*Task to complete*
All of the material below is to be returned exactly.

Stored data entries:

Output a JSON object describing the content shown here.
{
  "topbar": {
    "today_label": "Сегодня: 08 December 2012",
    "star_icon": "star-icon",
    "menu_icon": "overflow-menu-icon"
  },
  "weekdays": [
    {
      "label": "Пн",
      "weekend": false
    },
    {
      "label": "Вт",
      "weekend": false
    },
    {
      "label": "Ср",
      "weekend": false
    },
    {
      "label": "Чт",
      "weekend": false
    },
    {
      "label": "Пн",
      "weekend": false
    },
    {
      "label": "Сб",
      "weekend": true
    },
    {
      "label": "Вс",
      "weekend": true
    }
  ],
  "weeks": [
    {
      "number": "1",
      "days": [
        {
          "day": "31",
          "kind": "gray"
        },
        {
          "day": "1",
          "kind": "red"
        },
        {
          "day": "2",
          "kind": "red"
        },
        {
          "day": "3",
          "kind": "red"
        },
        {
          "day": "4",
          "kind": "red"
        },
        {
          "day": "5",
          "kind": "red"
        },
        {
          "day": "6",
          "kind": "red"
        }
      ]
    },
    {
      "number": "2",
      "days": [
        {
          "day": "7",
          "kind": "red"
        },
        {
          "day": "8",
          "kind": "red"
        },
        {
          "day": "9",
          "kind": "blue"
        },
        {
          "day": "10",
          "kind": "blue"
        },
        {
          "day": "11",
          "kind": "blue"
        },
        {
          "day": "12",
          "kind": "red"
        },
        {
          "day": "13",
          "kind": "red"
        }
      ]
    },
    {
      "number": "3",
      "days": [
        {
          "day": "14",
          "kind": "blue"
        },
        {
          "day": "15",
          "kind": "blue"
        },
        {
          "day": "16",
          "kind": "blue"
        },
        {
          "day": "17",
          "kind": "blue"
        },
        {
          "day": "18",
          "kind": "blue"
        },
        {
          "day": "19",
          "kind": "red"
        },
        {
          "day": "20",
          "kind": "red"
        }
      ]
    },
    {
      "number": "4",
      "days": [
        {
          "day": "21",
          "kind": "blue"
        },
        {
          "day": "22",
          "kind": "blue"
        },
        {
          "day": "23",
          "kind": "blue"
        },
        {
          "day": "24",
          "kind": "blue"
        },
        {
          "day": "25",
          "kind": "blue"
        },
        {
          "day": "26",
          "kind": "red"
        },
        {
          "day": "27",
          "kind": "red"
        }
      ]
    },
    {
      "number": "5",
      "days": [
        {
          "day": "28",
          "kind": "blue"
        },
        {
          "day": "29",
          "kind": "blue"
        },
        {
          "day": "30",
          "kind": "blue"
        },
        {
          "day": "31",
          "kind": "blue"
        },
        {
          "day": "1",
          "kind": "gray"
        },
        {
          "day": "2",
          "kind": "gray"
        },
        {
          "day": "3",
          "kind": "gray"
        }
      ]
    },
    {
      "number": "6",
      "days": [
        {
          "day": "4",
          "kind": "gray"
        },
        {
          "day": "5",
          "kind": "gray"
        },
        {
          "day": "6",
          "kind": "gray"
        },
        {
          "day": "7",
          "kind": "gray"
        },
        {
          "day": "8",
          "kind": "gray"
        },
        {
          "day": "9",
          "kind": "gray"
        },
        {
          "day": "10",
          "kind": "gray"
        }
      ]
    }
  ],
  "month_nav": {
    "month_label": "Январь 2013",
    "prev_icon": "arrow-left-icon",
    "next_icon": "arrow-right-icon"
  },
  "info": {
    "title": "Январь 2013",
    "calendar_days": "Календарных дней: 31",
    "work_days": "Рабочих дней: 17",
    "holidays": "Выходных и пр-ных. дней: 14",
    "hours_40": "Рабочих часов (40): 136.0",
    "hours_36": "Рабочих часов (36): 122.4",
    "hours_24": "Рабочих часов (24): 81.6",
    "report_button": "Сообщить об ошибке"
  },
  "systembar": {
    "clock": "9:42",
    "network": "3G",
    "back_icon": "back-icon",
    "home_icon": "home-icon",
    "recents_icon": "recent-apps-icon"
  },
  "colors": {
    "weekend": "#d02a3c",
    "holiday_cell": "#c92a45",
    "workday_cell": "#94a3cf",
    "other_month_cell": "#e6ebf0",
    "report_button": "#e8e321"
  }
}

*Response*
Output a JSON object describing the content shown here.
{
  "topbar": {
    "today_label": "Сегодня: 08 December 2012",
    "star_icon": "star-icon",
    "menu_icon": "overflow-menu-icon"
  },
  "weekdays": [
    {
      "label": "Пн",
      "weekend": false
    },
    {
      "label": "Вт",
      "weekend": false
    },
    {
      "label": "Ср",
      "weekend": false
    },
    {
      "label": "Чт",
      "weekend": false
    },
    {
      "label": "Пн",
      "weekend": false
    },
    {
      "label": "Сб",
      "weekend": true
    },
    {
      "label": "Вс",
      "weekend": true
    }
  ],
  "weeks": [
    {
      "number": "1",
      "days": [
        {
          "day": "31",
          "kind": "gray"
        },
        {
          "day": "1",
          "kind": "red"
        },
        {
          "day": "2",
          "kind": "red"
        },
        {
          "day": "3",
          "kind": "red"
        },
        {
          "day": "4",
          "kind": "red"
        },
        {
          "day": "5",
          "kind": "red"
        },
        {
          "day": "6",
          "kind": "red"
        }
      ]
    },
    {
      "number": "2",
      "days": [
        {
          "day": "7",
          "kind": "red"
        },
        {
          "day": "8",
          "kind": "red"
        },
        {
          "day": "9",
          "kind": "blue"
        },
        {
          "day": "10",
          "kind": "blue"
        },
        {
          "day": "11",
          "kind": "blue"
        },
        {
          "day": "12",
          "kind": "red"
        },
        {
          "day": "13",
          "kind": "red"
        }
      ]
    },
    {
      "number": "3",
      "days": [
        {
          "day": "14",
          "kind": "blue"
        },
        {
          "day": "15",
          "kind": "blue"
        },
        {
          "day": "16",
          "kind": "blue"
        },
        {
          "day": "17",
          "kind": "blue"
        },
        {
          "day": "18",
          "kind": "blue"
        },
        {
          "day": "19",
          "kind": "red"
        },
        {
          "day": "20",
          "kind": "red"
        }
      ]
    },
    {
      "number": "4",
      "days": [
        {
          "day": "21",
          "kind": "blue"
        },
        {
          "day": "22",
          "kind": "blue"
        },
        {
          "day": "23",
          "kind": "blue"
        },
        {
          "day": "24",
          "kind": "blue"
        },
        {
          "day": "25",
          "kind": "blue"
        },
        {
          "day": "26",
          "kind": "red"
        },
        {
          "day": "27",
          "kind": "red"
        }
      ]
    },
    {
      "number": "5",
      "days": [
        {
          "day": "28",
          "kind": "blue"
        },
        {
          "day": "29",
          "kind": "blue"
        },
        {
          "day": "30",
          "kind": "blue"
        },
        {
          "day": "31",
          "kind": "blue"
        },
        {
          "day": "1",
          "kind": "gray"
        },
        {
          "day": "2",
          "kind": "gray"
        },
        {
          "day": "3",
          "kind": "gray"
        }
      ]
    },
    {
      "number": "6",
      "days": [
        {
          "day": "4",
          "kind": "gray"
        },
        {
          "day": "5",
          "kind": "gray"
        },
        {
          "day": "6",
          "kind": "gray"
        },
        {
          "day": "7",
          "kind": "gray"
        },
        {
          "day": "8",
          "kind": "gray"
        },
        {
          "day": "9",
          "kind": "gray"
        },
        {
          "day": "10",
          "kind": "gray"
        }
      ]
    }
  ],
  "month_nav": {
    "month_label": "Январь 2013",
    "prev_icon": "arrow-left-icon",
    "next_icon": "arrow-right-icon"
  },
  "info": {
    "title": "Январь 2013",
    "calendar_days": "Календарных дней: 31",
    "work_days": "Рабочих дней: 17",
    "holidays": "Выходных и пр-ных. дней: 14",
    "hours_40": "Рабочих часов (40): 136.0",
    "hours_36": "Рабочих часов (36): 122.4",
    "hours_24": "Рабочих часов (24): 81.6",
    "report_button": "Сообщить об ошибке"
  },
  "systembar": {
    "clock": "9:42",
    "network": "3G",
    "back_icon": "back-icon",
    "home_icon": "home-icon",
    "recents_icon": "recent-apps-icon"
  },
  "colors": {
    "weekend": "#d02a3c",
    "holiday_cell": "#c92a45",
    "workday_cell": "#94a3cf",
    "other_month_cell": "#e6ebf0",
    "report_button": "#e8e321"
  }
}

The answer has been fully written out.